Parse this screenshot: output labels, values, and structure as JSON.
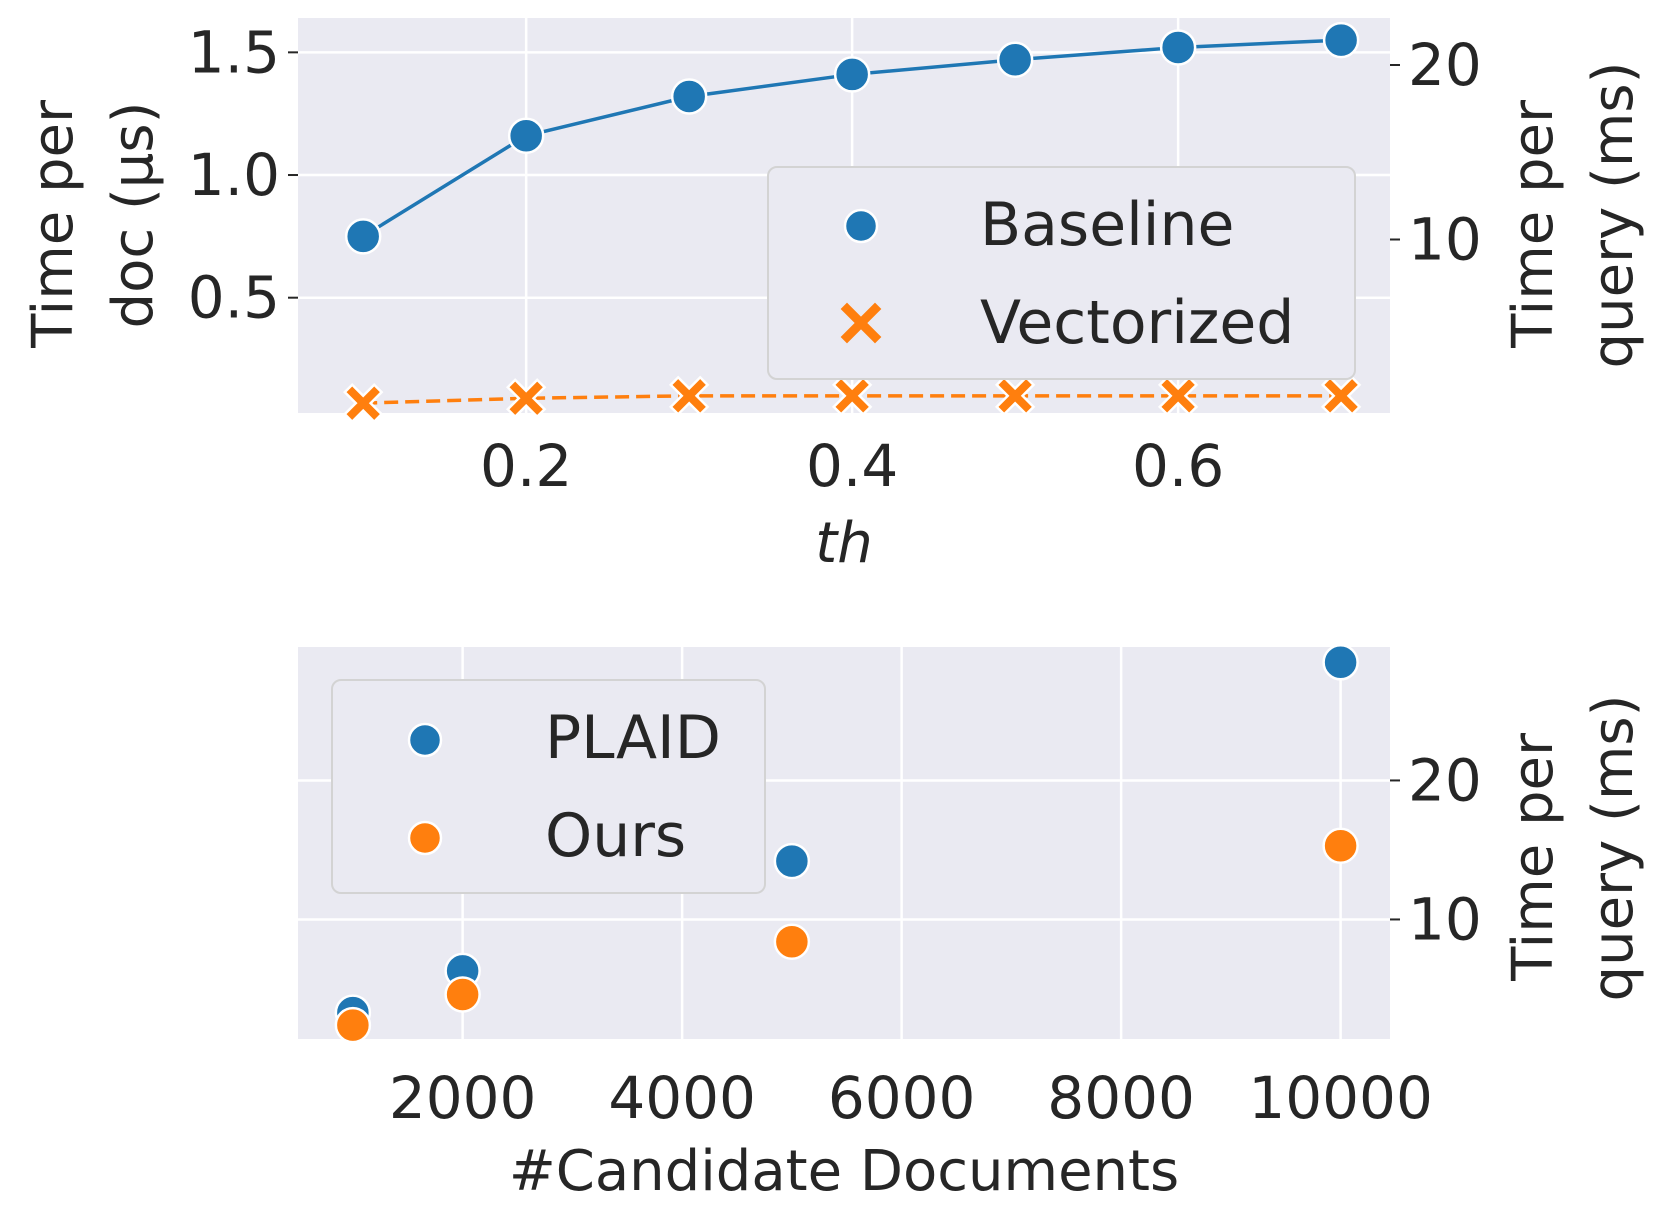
{
  "chart_data": [
    {
      "type": "line",
      "xlabel": "th",
      "ylabel_left": "Time per doc (μs)",
      "ylabel_left_lines": [
        "Time per",
        "doc (μs)"
      ],
      "ylabel_right": "Time per query (ms)",
      "ylabel_right_lines": [
        "Time per",
        "query (ms)"
      ],
      "x": [
        0.1,
        0.2,
        0.3,
        0.4,
        0.5,
        0.6,
        0.7
      ],
      "x_ticks": [
        "0.2",
        "0.4",
        "0.6"
      ],
      "y_left_ticks": [
        "0.5",
        "1.0",
        "1.5"
      ],
      "y_right_ticks": [
        "10",
        "20"
      ],
      "xlim": [
        0.06,
        0.73
      ],
      "ylim": [
        0.03,
        1.64
      ],
      "series": [
        {
          "name": "Baseline",
          "values": [
            0.75,
            1.16,
            1.32,
            1.41,
            1.47,
            1.52,
            1.55
          ],
          "color": "#1f77b4",
          "marker": "circle",
          "linestyle": "solid"
        },
        {
          "name": "Vectorized",
          "values": [
            0.07,
            0.09,
            0.1,
            0.1,
            0.1,
            0.1,
            0.1
          ],
          "color": "#ff7f0e",
          "marker": "x",
          "linestyle": "dashed"
        }
      ],
      "legend": "center-right",
      "grid": true
    },
    {
      "type": "scatter",
      "xlabel": "#Candidate Documents",
      "ylabel_right": "Time per query (ms)",
      "ylabel_right_lines": [
        "Time per",
        "query (ms)"
      ],
      "x": [
        1000,
        2000,
        5000,
        10000
      ],
      "x_ticks": [
        "2000",
        "4000",
        "6000",
        "8000",
        "10000"
      ],
      "y_right_ticks": [
        "10",
        "20"
      ],
      "xlim": [
        500,
        10450
      ],
      "ylim": [
        1.4,
        29.6
      ],
      "series": [
        {
          "name": "PLAID",
          "values": [
            3.3,
            6.3,
            14.2,
            28.5
          ],
          "color": "#1f77b4",
          "marker": "circle"
        },
        {
          "name": "Ours",
          "values": [
            2.4,
            4.6,
            8.4,
            15.3
          ],
          "color": "#ff7f0e",
          "marker": "circle"
        }
      ],
      "legend": "top-left",
      "grid": true
    }
  ]
}
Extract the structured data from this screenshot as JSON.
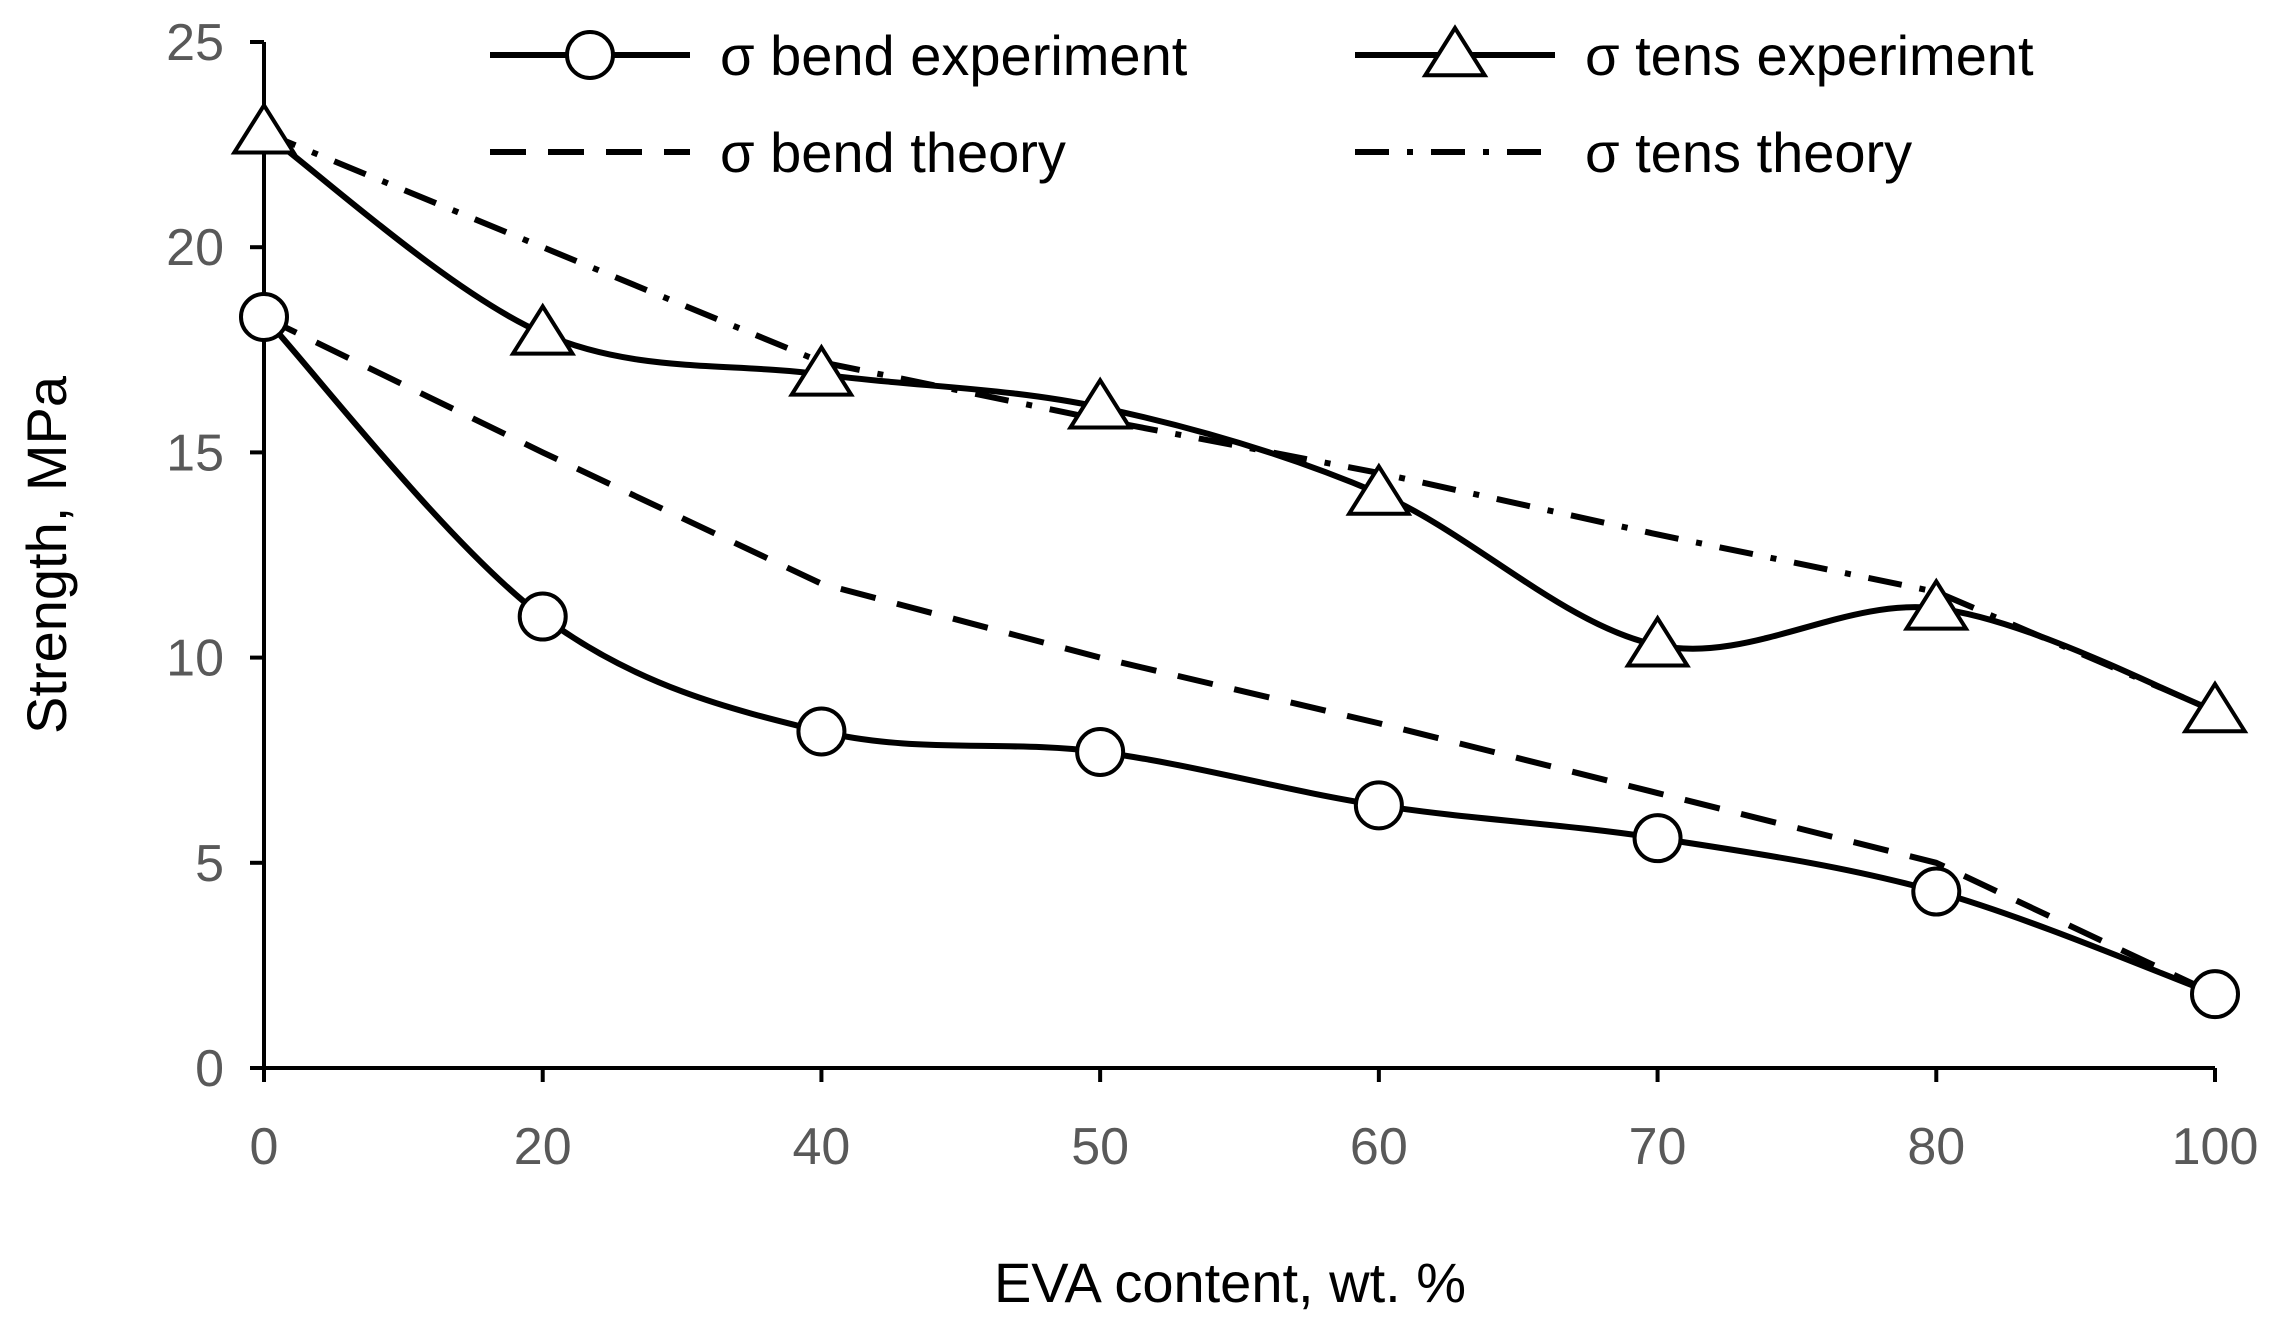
{
  "chart_data": {
    "type": "line",
    "title": "",
    "xlabel": "EVA content, wt. %",
    "ylabel": "Strength, MPa",
    "categories": [
      "0",
      "20",
      "40",
      "50",
      "60",
      "70",
      "80",
      "100"
    ],
    "ylim": [
      0,
      25
    ],
    "yticks": [
      "0",
      "5",
      "10",
      "15",
      "20",
      "25"
    ],
    "grid": false,
    "legend_position": "top",
    "series": [
      {
        "name": "σ bend experiment",
        "style": "solid-smooth",
        "marker": "circle",
        "values": [
          18.3,
          11.0,
          8.2,
          7.7,
          6.4,
          5.6,
          4.3,
          1.8
        ]
      },
      {
        "name": "σ tens experiment",
        "style": "solid-smooth",
        "marker": "triangle",
        "values": [
          22.8,
          17.9,
          16.9,
          16.1,
          14.0,
          10.3,
          11.2,
          8.7
        ]
      },
      {
        "name": "σ bend theory",
        "style": "dashed",
        "marker": "none",
        "values": [
          18.3,
          15.0,
          11.8,
          10.0,
          8.4,
          6.7,
          5.0,
          1.8
        ]
      },
      {
        "name": "σ tens theory",
        "style": "dash-dot",
        "marker": "none",
        "values": [
          22.8,
          20.0,
          17.2,
          15.8,
          14.5,
          13.0,
          11.6,
          8.7
        ]
      }
    ],
    "colors": {
      "line": "#000000",
      "marker_fill": "#ffffff",
      "axis": "#000000",
      "tick_text": "#595959"
    }
  }
}
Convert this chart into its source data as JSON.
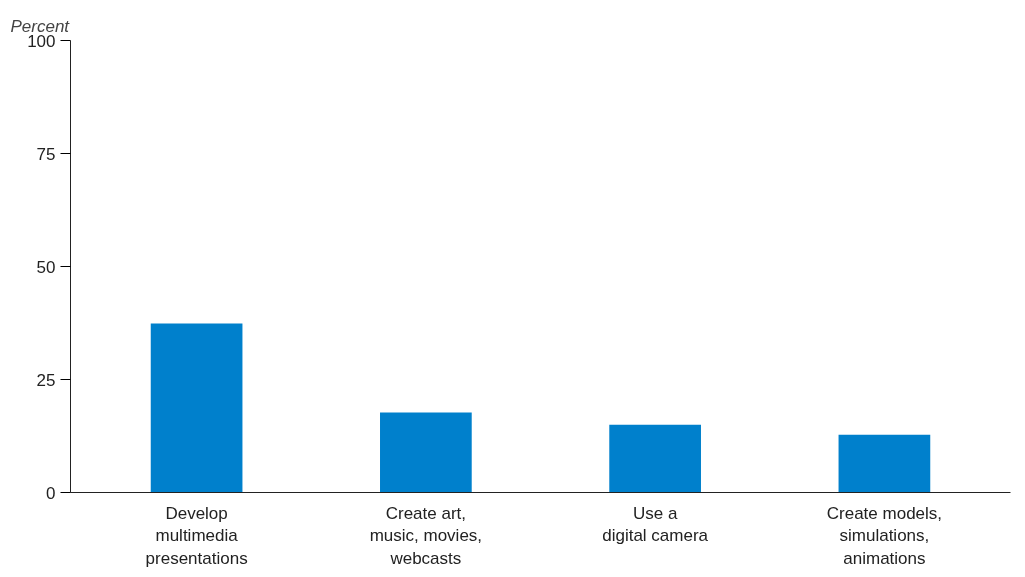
{
  "chart_data": {
    "type": "bar",
    "ylabel": "Percent",
    "categories": [
      "Develop\nmultimedia\npresentations",
      "Create art,\nmusic, movies,\nwebcasts",
      "Use a\ndigital camera",
      "Create models,\nsimulations,\nanimations"
    ],
    "values": [
      37.4,
      17.7,
      15,
      12.8
    ],
    "color": "#0080cc",
    "ylim": [
      0,
      100
    ],
    "yticks": [
      0,
      25,
      50,
      75,
      100
    ],
    "grid": false
  }
}
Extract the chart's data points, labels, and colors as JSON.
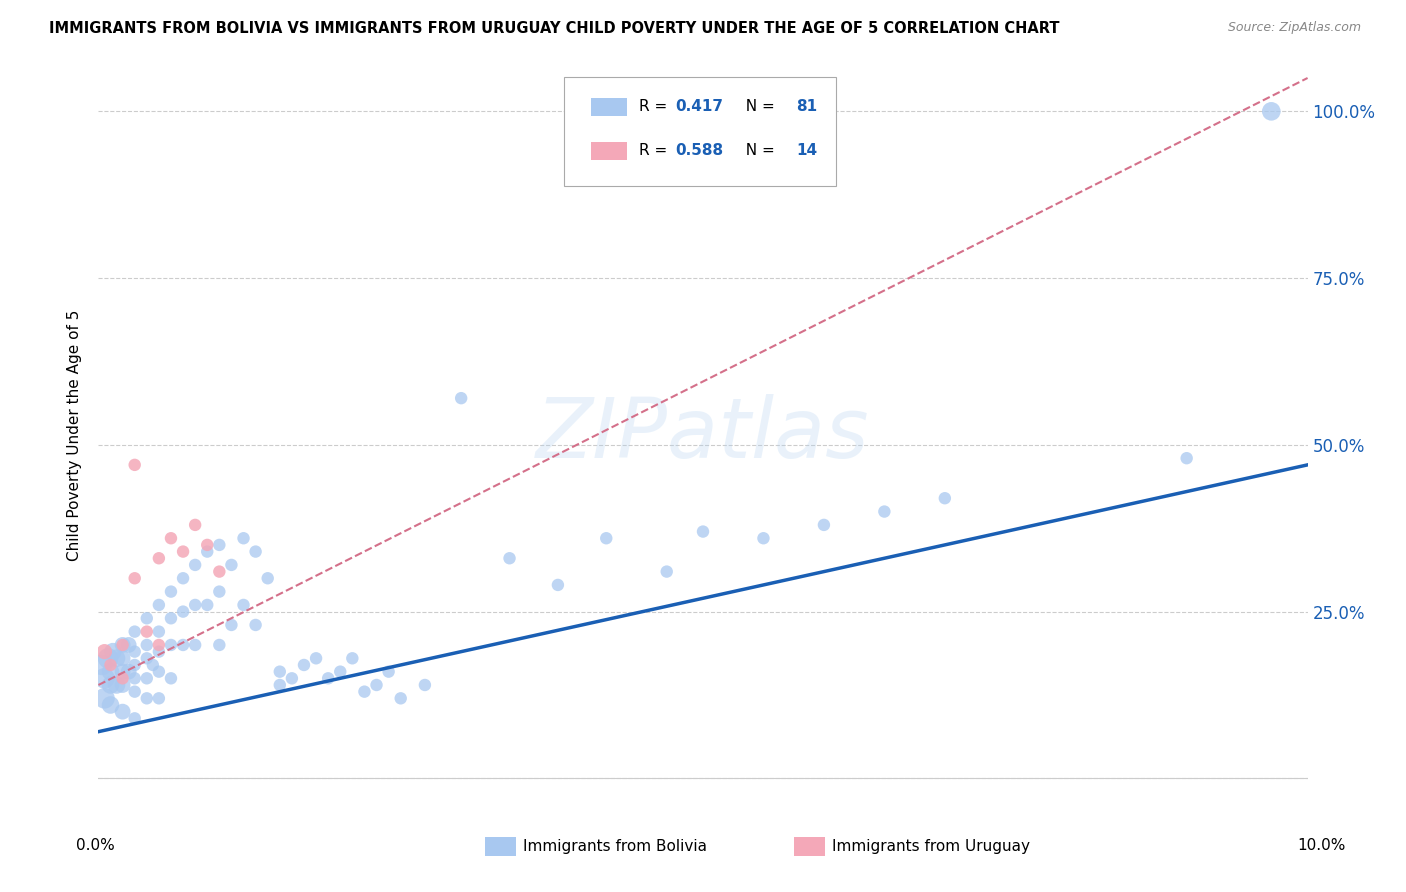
{
  "title": "IMMIGRANTS FROM BOLIVIA VS IMMIGRANTS FROM URUGUAY CHILD POVERTY UNDER THE AGE OF 5 CORRELATION CHART",
  "source": "Source: ZipAtlas.com",
  "ylabel": "Child Poverty Under the Age of 5",
  "watermark": "ZIPatlas",
  "bolivia_R": 0.417,
  "bolivia_N": 81,
  "uruguay_R": 0.588,
  "uruguay_N": 14,
  "bolivia_color": "#a8c8f0",
  "uruguay_color": "#f4a8b8",
  "trendline_bolivia_color": "#1a5fb4",
  "trendline_uruguay_color": "#d4708a",
  "xlim": [
    0.0,
    0.1
  ],
  "ylim": [
    -0.05,
    1.08
  ],
  "ytick_values": [
    0.0,
    0.25,
    0.5,
    0.75,
    1.0
  ],
  "ytick_labels": [
    "",
    "25.0%",
    "50.0%",
    "75.0%",
    "100.0%"
  ],
  "xtick_label_left": "0.0%",
  "xtick_label_right": "10.0%",
  "legend_label_bolivia": "Immigrants from Bolivia",
  "legend_label_uruguay": "Immigrants from Uruguay",
  "bolivia_x": [
    0.0003,
    0.0005,
    0.0005,
    0.0008,
    0.001,
    0.001,
    0.001,
    0.0012,
    0.0015,
    0.0015,
    0.002,
    0.002,
    0.002,
    0.002,
    0.002,
    0.0025,
    0.0025,
    0.003,
    0.003,
    0.003,
    0.003,
    0.003,
    0.003,
    0.004,
    0.004,
    0.004,
    0.004,
    0.004,
    0.0045,
    0.005,
    0.005,
    0.005,
    0.005,
    0.005,
    0.006,
    0.006,
    0.006,
    0.006,
    0.007,
    0.007,
    0.007,
    0.008,
    0.008,
    0.008,
    0.009,
    0.009,
    0.01,
    0.01,
    0.01,
    0.011,
    0.011,
    0.012,
    0.012,
    0.013,
    0.013,
    0.014,
    0.015,
    0.015,
    0.016,
    0.017,
    0.018,
    0.019,
    0.02,
    0.021,
    0.022,
    0.023,
    0.024,
    0.025,
    0.027,
    0.03,
    0.034,
    0.038,
    0.042,
    0.047,
    0.05,
    0.055,
    0.06,
    0.065,
    0.07,
    0.09,
    0.097
  ],
  "bolivia_y": [
    0.17,
    0.15,
    0.12,
    0.18,
    0.16,
    0.14,
    0.11,
    0.19,
    0.18,
    0.14,
    0.2,
    0.18,
    0.16,
    0.14,
    0.1,
    0.2,
    0.16,
    0.22,
    0.19,
    0.17,
    0.15,
    0.13,
    0.09,
    0.24,
    0.2,
    0.18,
    0.15,
    0.12,
    0.17,
    0.26,
    0.22,
    0.19,
    0.16,
    0.12,
    0.28,
    0.24,
    0.2,
    0.15,
    0.3,
    0.25,
    0.2,
    0.32,
    0.26,
    0.2,
    0.34,
    0.26,
    0.35,
    0.28,
    0.2,
    0.32,
    0.23,
    0.36,
    0.26,
    0.34,
    0.23,
    0.3,
    0.16,
    0.14,
    0.15,
    0.17,
    0.18,
    0.15,
    0.16,
    0.18,
    0.13,
    0.14,
    0.16,
    0.12,
    0.14,
    0.57,
    0.33,
    0.29,
    0.36,
    0.31,
    0.37,
    0.36,
    0.38,
    0.4,
    0.42,
    0.48,
    1.0
  ],
  "uruguay_x": [
    0.0005,
    0.001,
    0.002,
    0.002,
    0.003,
    0.003,
    0.004,
    0.005,
    0.005,
    0.006,
    0.007,
    0.008,
    0.009,
    0.01
  ],
  "uruguay_y": [
    0.19,
    0.17,
    0.2,
    0.15,
    0.47,
    0.3,
    0.22,
    0.33,
    0.2,
    0.36,
    0.34,
    0.38,
    0.35,
    0.31
  ],
  "bolivia_trendline_x0": 0.0,
  "bolivia_trendline_y0": 0.07,
  "bolivia_trendline_x1": 0.1,
  "bolivia_trendline_y1": 0.47,
  "uruguay_trendline_x0": 0.0,
  "uruguay_trendline_y0": 0.14,
  "uruguay_trendline_x1": 0.1,
  "uruguay_trendline_y1": 1.05
}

* * *

Exercise prompt: Read through the entries and copy each line in which "Create" appears.

Written answer:
      "Create art,\nmusic, movies,\nwebcasts",
      "Create models,\nsimulations,\nanimations"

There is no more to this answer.